▶

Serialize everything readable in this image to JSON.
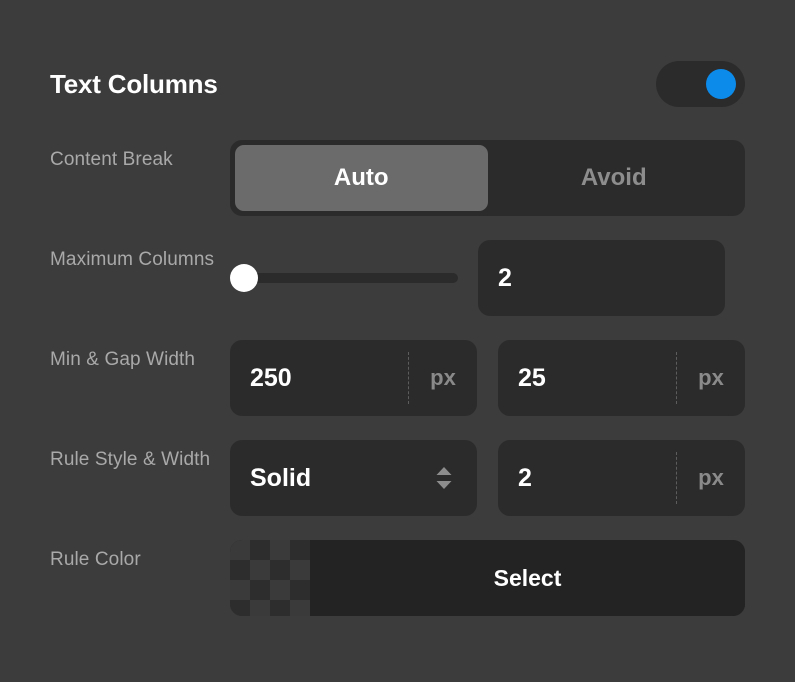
{
  "header": {
    "title": "Text Columns",
    "toggle": {
      "name": "text-columns-enabled",
      "state": "on",
      "accent_color": "#0d8bea"
    }
  },
  "rows": {
    "content_break": {
      "label": "Content Break",
      "segments": [
        {
          "label": "Auto",
          "selected": true
        },
        {
          "label": "Avoid",
          "selected": false
        }
      ]
    },
    "maximum_columns": {
      "label": "Maximum Columns",
      "slider_position_percent": 0,
      "value": "2"
    },
    "min_gap_width": {
      "label": "Min & Gap Width",
      "min_width": {
        "value": "250",
        "unit": "px"
      },
      "gap_width": {
        "value": "25",
        "unit": "px"
      }
    },
    "rule_style_width": {
      "label": "Rule Style & Width",
      "style": {
        "value": "Solid"
      },
      "width": {
        "value": "2",
        "unit": "px"
      }
    },
    "rule_color": {
      "label": "Rule Color",
      "swatch": "transparent-checkerboard",
      "select_label": "Select"
    }
  },
  "theme": {
    "background": "#3c3c3c",
    "field_background": "#2b2b2b",
    "selected_segment": "#6b6b6b",
    "label_color": "#a9a9a9",
    "value_color": "#ffffff",
    "unit_color": "#8a8a8a"
  }
}
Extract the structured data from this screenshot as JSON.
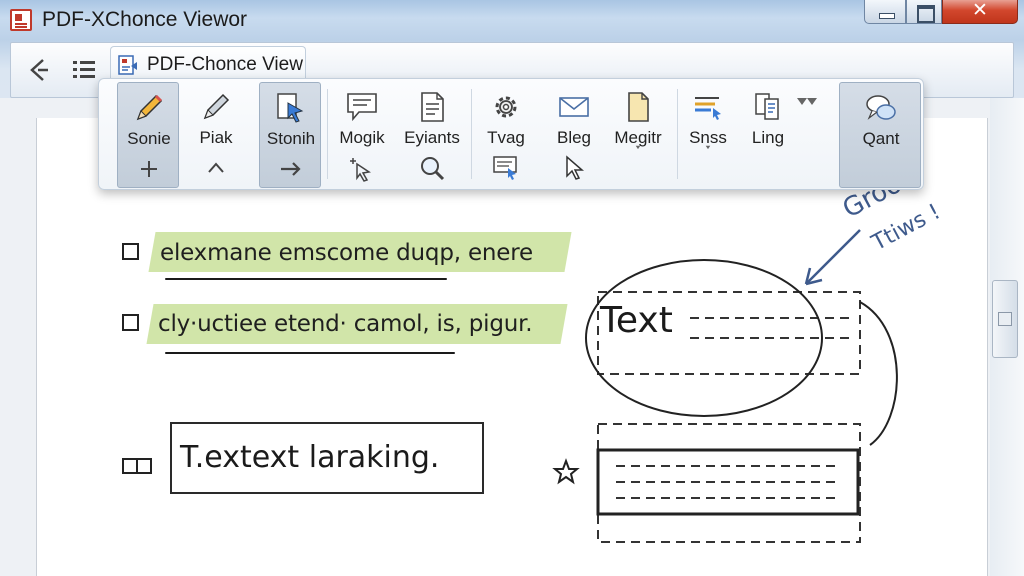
{
  "window": {
    "title": "PDF-XChonce Viewor"
  },
  "tab": {
    "label": "PDF-Chonce View"
  },
  "ribbon": {
    "tools": [
      {
        "label": "Sonie"
      },
      {
        "label": "Piak"
      },
      {
        "label": "Stonih"
      },
      {
        "label": "Mogik"
      },
      {
        "label": "Eyiants"
      },
      {
        "label": "Tvag"
      },
      {
        "label": "Bleg"
      },
      {
        "label": "Megitr"
      },
      {
        "label": "Snss"
      },
      {
        "label": "Ling"
      },
      {
        "label": "Qant"
      }
    ]
  },
  "document": {
    "items": [
      {
        "text": "elexmane emscome duqp, enere"
      },
      {
        "text": "cly·uctiee etend· camol, is, pigur."
      }
    ],
    "textbox": {
      "text": "T.extext laraking."
    },
    "annotation_box_text": "Text",
    "note_line1": "Groot",
    "note_line2": "Ttiws !"
  },
  "colors": {
    "highlight": "#c9e09a",
    "note_ink": "#3e5a8c",
    "close_button": "#c9402a"
  }
}
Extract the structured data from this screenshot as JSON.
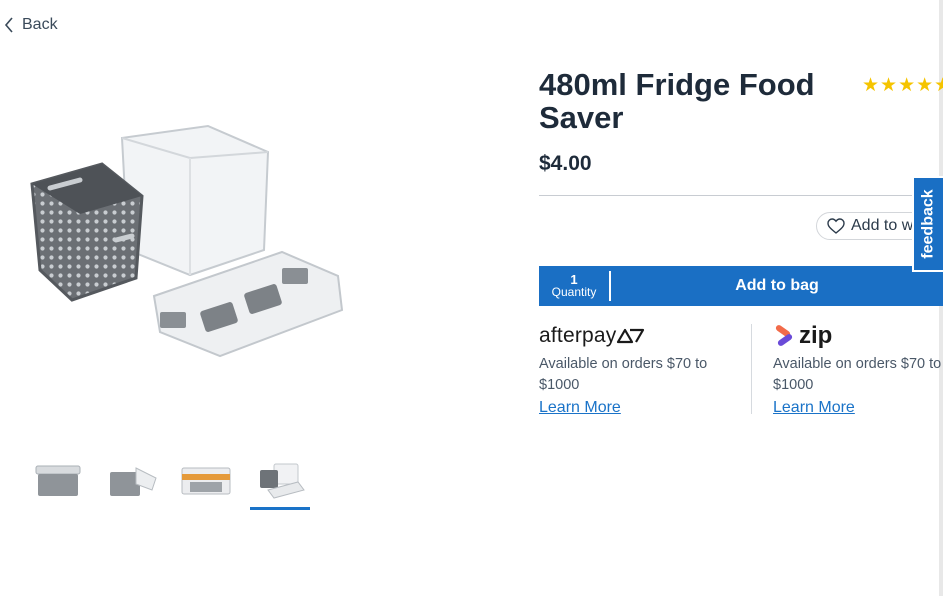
{
  "nav": {
    "back_label": "Back"
  },
  "product": {
    "title": "480ml Fridge Food Saver",
    "rating_stars": "★★★★★",
    "price": "$4.00"
  },
  "wishlist": {
    "label": "Add to wishlist"
  },
  "bag": {
    "quantity_value": "1",
    "quantity_label": "Quantity",
    "add_label": "Add to bag"
  },
  "payments": {
    "afterpay": {
      "logo": "afterpay",
      "info": "Available on orders $70 to $1000",
      "link": "Learn More"
    },
    "zip": {
      "logo": "zip",
      "info": "Available on orders $70 to $1000",
      "link": "Learn More"
    }
  },
  "feedback": {
    "label": "feedback"
  },
  "colors": {
    "accent": "#1a6fc4",
    "link": "#1a73c8",
    "star": "#f5c400",
    "text": "#1e2b3a"
  },
  "gallery": {
    "thumb_count": 4,
    "active_thumb": 4
  }
}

◀

Problem to work on :: Pictures stay out of the copy; please restate every record above exactly.

Full answer ::
Serialize everything readable in this image to JSON.
{
  "header": {
    "title": "Text Columns",
    "toggle": {
      "name": "text-columns-enabled",
      "state": "on",
      "accent_color": "#0d8bea"
    }
  },
  "rows": {
    "content_break": {
      "label": "Content Break",
      "segments": [
        {
          "label": "Auto",
          "selected": true
        },
        {
          "label": "Avoid",
          "selected": false
        }
      ]
    },
    "maximum_columns": {
      "label": "Maximum Columns",
      "slider_position_percent": 0,
      "value": "2"
    },
    "min_gap_width": {
      "label": "Min & Gap Width",
      "min_width": {
        "value": "250",
        "unit": "px"
      },
      "gap_width": {
        "value": "25",
        "unit": "px"
      }
    },
    "rule_style_width": {
      "label": "Rule Style & Width",
      "style": {
        "value": "Solid"
      },
      "width": {
        "value": "2",
        "unit": "px"
      }
    },
    "rule_color": {
      "label": "Rule Color",
      "swatch": "transparent-checkerboard",
      "select_label": "Select"
    }
  },
  "theme": {
    "background": "#3c3c3c",
    "field_background": "#2b2b2b",
    "selected_segment": "#6b6b6b",
    "label_color": "#a9a9a9",
    "value_color": "#ffffff",
    "unit_color": "#8a8a8a"
  }
}
Extract the structured data from this screenshot as JSON.
{
  "window": {
    "title": "PDF-XChonce Viewor"
  },
  "tab": {
    "label": "PDF-Chonce View"
  },
  "ribbon": {
    "tools": [
      {
        "label": "Sonie"
      },
      {
        "label": "Piak"
      },
      {
        "label": "Stonih"
      },
      {
        "label": "Mogik"
      },
      {
        "label": "Eyiants"
      },
      {
        "label": "Tvag"
      },
      {
        "label": "Bleg"
      },
      {
        "label": "Megitr"
      },
      {
        "label": "Snss"
      },
      {
        "label": "Ling"
      },
      {
        "label": "Qant"
      }
    ]
  },
  "document": {
    "items": [
      {
        "text": "elexmane emscome duqp, enere"
      },
      {
        "text": "cly·uctiee etend· camol, is, pigur."
      }
    ],
    "textbox": {
      "text": "T.extext laraking."
    },
    "annotation_box_text": "Text",
    "note_line1": "Groot",
    "note_line2": "Ttiws !"
  },
  "colors": {
    "highlight": "#c9e09a",
    "note_ink": "#3e5a8c",
    "close_button": "#c9402a"
  }
}
Extract the structured data from this screenshot as JSON.
{
  "nav": {
    "back_label": "Back"
  },
  "product": {
    "title": "480ml Fridge Food Saver",
    "rating_stars": "★★★★★",
    "price": "$4.00"
  },
  "wishlist": {
    "label": "Add to wishlist"
  },
  "bag": {
    "quantity_value": "1",
    "quantity_label": "Quantity",
    "add_label": "Add to bag"
  },
  "payments": {
    "afterpay": {
      "logo": "afterpay",
      "info": "Available on orders $70 to $1000",
      "link": "Learn More"
    },
    "zip": {
      "logo": "zip",
      "info": "Available on orders $70 to $1000",
      "link": "Learn More"
    }
  },
  "feedback": {
    "label": "feedback"
  },
  "colors": {
    "accent": "#1a6fc4",
    "link": "#1a73c8",
    "star": "#f5c400",
    "text": "#1e2b3a"
  },
  "gallery": {
    "thumb_count": 4,
    "active_thumb": 4
  }
}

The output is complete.